> EXERCISE TASK:
Quote the whole listing word for word, please.
--- Begin EXERCISE MATERIALS ---
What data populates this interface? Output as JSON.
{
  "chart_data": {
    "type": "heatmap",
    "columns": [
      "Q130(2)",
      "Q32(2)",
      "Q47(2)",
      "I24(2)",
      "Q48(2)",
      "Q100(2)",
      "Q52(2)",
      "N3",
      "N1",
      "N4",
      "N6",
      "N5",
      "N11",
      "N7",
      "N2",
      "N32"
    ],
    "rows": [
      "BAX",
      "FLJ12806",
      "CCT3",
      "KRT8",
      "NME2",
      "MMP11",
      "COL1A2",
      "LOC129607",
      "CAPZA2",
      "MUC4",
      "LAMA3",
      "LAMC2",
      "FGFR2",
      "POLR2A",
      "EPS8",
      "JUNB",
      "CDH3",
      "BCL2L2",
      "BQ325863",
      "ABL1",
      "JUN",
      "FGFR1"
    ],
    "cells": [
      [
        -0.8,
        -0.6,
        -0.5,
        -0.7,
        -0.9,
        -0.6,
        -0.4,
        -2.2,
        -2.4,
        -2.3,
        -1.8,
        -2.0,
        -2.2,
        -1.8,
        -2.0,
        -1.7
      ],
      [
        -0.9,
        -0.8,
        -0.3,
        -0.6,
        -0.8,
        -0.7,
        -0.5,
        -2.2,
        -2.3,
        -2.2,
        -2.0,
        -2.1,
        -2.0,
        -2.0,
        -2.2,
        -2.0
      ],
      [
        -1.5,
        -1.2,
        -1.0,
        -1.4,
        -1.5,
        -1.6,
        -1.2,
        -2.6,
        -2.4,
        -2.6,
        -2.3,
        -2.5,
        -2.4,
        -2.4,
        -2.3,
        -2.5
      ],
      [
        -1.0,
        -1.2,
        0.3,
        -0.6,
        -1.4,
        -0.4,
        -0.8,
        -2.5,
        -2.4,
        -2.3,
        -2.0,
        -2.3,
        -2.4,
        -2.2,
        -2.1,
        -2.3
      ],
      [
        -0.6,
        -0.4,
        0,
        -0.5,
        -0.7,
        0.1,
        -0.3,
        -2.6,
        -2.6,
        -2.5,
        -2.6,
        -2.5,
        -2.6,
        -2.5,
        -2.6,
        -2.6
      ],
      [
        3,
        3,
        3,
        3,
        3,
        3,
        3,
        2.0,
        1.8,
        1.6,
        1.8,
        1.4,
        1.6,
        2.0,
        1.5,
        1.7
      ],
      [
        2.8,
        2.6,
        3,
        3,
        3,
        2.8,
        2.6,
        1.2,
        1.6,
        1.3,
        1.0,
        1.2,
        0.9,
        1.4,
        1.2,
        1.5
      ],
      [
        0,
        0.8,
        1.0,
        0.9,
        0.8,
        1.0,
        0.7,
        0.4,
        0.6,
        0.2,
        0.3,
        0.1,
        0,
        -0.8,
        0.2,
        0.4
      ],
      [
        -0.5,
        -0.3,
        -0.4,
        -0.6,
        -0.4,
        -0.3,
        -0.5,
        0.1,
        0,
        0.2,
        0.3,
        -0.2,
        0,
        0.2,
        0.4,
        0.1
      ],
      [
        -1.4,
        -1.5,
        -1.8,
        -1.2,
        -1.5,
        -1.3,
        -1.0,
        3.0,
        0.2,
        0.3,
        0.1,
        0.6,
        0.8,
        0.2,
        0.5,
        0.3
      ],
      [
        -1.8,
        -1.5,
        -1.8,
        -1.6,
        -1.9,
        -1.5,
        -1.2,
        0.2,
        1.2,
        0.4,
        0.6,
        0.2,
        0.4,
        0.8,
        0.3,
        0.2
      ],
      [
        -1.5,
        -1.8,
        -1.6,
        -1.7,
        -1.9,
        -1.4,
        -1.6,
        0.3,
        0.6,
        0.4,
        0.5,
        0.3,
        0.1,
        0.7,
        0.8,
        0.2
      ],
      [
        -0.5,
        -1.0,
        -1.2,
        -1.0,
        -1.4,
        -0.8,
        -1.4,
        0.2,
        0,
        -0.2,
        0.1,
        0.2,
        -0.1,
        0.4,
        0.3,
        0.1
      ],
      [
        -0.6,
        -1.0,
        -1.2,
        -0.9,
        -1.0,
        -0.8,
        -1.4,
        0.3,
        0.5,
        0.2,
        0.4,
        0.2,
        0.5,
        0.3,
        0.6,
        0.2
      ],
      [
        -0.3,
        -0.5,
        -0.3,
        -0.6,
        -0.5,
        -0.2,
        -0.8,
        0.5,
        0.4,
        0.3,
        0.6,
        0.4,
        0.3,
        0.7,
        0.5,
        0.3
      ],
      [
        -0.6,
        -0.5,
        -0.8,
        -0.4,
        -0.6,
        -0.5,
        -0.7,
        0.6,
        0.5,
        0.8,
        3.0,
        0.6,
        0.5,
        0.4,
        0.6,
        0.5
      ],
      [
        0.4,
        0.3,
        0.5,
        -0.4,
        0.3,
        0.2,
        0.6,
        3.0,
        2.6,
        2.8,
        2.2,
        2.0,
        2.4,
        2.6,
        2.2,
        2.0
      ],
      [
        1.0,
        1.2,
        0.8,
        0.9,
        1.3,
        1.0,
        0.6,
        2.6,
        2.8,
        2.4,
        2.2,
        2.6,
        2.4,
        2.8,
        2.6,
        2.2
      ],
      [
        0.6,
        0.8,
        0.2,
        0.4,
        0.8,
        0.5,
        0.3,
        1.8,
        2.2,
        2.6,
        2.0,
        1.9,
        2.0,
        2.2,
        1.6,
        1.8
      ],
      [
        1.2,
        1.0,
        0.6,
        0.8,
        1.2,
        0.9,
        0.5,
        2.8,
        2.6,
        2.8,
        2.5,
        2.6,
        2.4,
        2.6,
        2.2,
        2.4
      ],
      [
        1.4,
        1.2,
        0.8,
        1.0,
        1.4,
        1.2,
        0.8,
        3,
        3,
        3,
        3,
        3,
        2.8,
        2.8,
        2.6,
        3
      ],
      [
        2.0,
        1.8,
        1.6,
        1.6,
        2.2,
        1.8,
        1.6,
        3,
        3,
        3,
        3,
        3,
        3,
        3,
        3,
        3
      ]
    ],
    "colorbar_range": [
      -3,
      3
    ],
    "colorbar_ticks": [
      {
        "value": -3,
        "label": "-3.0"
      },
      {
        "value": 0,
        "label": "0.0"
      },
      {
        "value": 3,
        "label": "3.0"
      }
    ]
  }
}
--- End EXERCISE MATERIALS ---
> RESULT OF THE EXERCISE:
What data populates this interface? Output as JSON.
{
  "chart_data": {
    "type": "heatmap",
    "columns": [
      "Q130(2)",
      "Q32(2)",
      "Q47(2)",
      "I24(2)",
      "Q48(2)",
      "Q100(2)",
      "Q52(2)",
      "N3",
      "N1",
      "N4",
      "N6",
      "N5",
      "N11",
      "N7",
      "N2",
      "N32"
    ],
    "rows": [
      "BAX",
      "FLJ12806",
      "CCT3",
      "KRT8",
      "NME2",
      "MMP11",
      "COL1A2",
      "LOC129607",
      "CAPZA2",
      "MUC4",
      "LAMA3",
      "LAMC2",
      "FGFR2",
      "POLR2A",
      "EPS8",
      "JUNB",
      "CDH3",
      "BCL2L2",
      "BQ325863",
      "ABL1",
      "JUN",
      "FGFR1"
    ],
    "cells": [
      [
        -0.8,
        -0.6,
        -0.5,
        -0.7,
        -0.9,
        -0.6,
        -0.4,
        -2.2,
        -2.4,
        -2.3,
        -1.8,
        -2.0,
        -2.2,
        -1.8,
        -2.0,
        -1.7
      ],
      [
        -0.9,
        -0.8,
        -0.3,
        -0.6,
        -0.8,
        -0.7,
        -0.5,
        -2.2,
        -2.3,
        -2.2,
        -2.0,
        -2.1,
        -2.0,
        -2.0,
        -2.2,
        -2.0
      ],
      [
        -1.5,
        -1.2,
        -1.0,
        -1.4,
        -1.5,
        -1.6,
        -1.2,
        -2.6,
        -2.4,
        -2.6,
        -2.3,
        -2.5,
        -2.4,
        -2.4,
        -2.3,
        -2.5
      ],
      [
        -1.0,
        -1.2,
        0.3,
        -0.6,
        -1.4,
        -0.4,
        -0.8,
        -2.5,
        -2.4,
        -2.3,
        -2.0,
        -2.3,
        -2.4,
        -2.2,
        -2.1,
        -2.3
      ],
      [
        -0.6,
        -0.4,
        0,
        -0.5,
        -0.7,
        0.1,
        -0.3,
        -2.6,
        -2.6,
        -2.5,
        -2.6,
        -2.5,
        -2.6,
        -2.5,
        -2.6,
        -2.6
      ],
      [
        3,
        3,
        3,
        3,
        3,
        3,
        3,
        2.0,
        1.8,
        1.6,
        1.8,
        1.4,
        1.6,
        2.0,
        1.5,
        1.7
      ],
      [
        2.8,
        2.6,
        3,
        3,
        3,
        2.8,
        2.6,
        1.2,
        1.6,
        1.3,
        1.0,
        1.2,
        0.9,
        1.4,
        1.2,
        1.5
      ],
      [
        0,
        0.8,
        1.0,
        0.9,
        0.8,
        1.0,
        0.7,
        0.4,
        0.6,
        0.2,
        0.3,
        0.1,
        0,
        -0.8,
        0.2,
        0.4
      ],
      [
        -0.5,
        -0.3,
        -0.4,
        -0.6,
        -0.4,
        -0.3,
        -0.5,
        0.1,
        0,
        0.2,
        0.3,
        -0.2,
        0,
        0.2,
        0.4,
        0.1
      ],
      [
        -1.4,
        -1.5,
        -1.8,
        -1.2,
        -1.5,
        -1.3,
        -1.0,
        3.0,
        0.2,
        0.3,
        0.1,
        0.6,
        0.8,
        0.2,
        0.5,
        0.3
      ],
      [
        -1.8,
        -1.5,
        -1.8,
        -1.6,
        -1.9,
        -1.5,
        -1.2,
        0.2,
        1.2,
        0.4,
        0.6,
        0.2,
        0.4,
        0.8,
        0.3,
        0.2
      ],
      [
        -1.5,
        -1.8,
        -1.6,
        -1.7,
        -1.9,
        -1.4,
        -1.6,
        0.3,
        0.6,
        0.4,
        0.5,
        0.3,
        0.1,
        0.7,
        0.8,
        0.2
      ],
      [
        -0.5,
        -1.0,
        -1.2,
        -1.0,
        -1.4,
        -0.8,
        -1.4,
        0.2,
        0,
        -0.2,
        0.1,
        0.2,
        -0.1,
        0.4,
        0.3,
        0.1
      ],
      [
        -0.6,
        -1.0,
        -1.2,
        -0.9,
        -1.0,
        -0.8,
        -1.4,
        0.3,
        0.5,
        0.2,
        0.4,
        0.2,
        0.5,
        0.3,
        0.6,
        0.2
      ],
      [
        -0.3,
        -0.5,
        -0.3,
        -0.6,
        -0.5,
        -0.2,
        -0.8,
        0.5,
        0.4,
        0.3,
        0.6,
        0.4,
        0.3,
        0.7,
        0.5,
        0.3
      ],
      [
        -0.6,
        -0.5,
        -0.8,
        -0.4,
        -0.6,
        -0.5,
        -0.7,
        0.6,
        0.5,
        0.8,
        3.0,
        0.6,
        0.5,
        0.4,
        0.6,
        0.5
      ],
      [
        0.4,
        0.3,
        0.5,
        -0.4,
        0.3,
        0.2,
        0.6,
        3.0,
        2.6,
        2.8,
        2.2,
        2.0,
        2.4,
        2.6,
        2.2,
        2.0
      ],
      [
        1.0,
        1.2,
        0.8,
        0.9,
        1.3,
        1.0,
        0.6,
        2.6,
        2.8,
        2.4,
        2.2,
        2.6,
        2.4,
        2.8,
        2.6,
        2.2
      ],
      [
        0.6,
        0.8,
        0.2,
        0.4,
        0.8,
        0.5,
        0.3,
        1.8,
        2.2,
        2.6,
        2.0,
        1.9,
        2.0,
        2.2,
        1.6,
        1.8
      ],
      [
        1.2,
        1.0,
        0.6,
        0.8,
        1.2,
        0.9,
        0.5,
        2.8,
        2.6,
        2.8,
        2.5,
        2.6,
        2.4,
        2.6,
        2.2,
        2.4
      ],
      [
        1.4,
        1.2,
        0.8,
        1.0,
        1.4,
        1.2,
        0.8,
        3,
        3,
        3,
        3,
        3,
        2.8,
        2.8,
        2.6,
        3
      ],
      [
        2.0,
        1.8,
        1.6,
        1.6,
        2.2,
        1.8,
        1.6,
        3,
        3,
        3,
        3,
        3,
        3,
        3,
        3,
        3
      ]
    ],
    "colorbar_range": [
      -3,
      3
    ],
    "colorbar_ticks": [
      {
        "value": -3,
        "label": "-3.0"
      },
      {
        "value": 0,
        "label": "0.0"
      },
      {
        "value": 3,
        "label": "3.0"
      }
    ]
  }
}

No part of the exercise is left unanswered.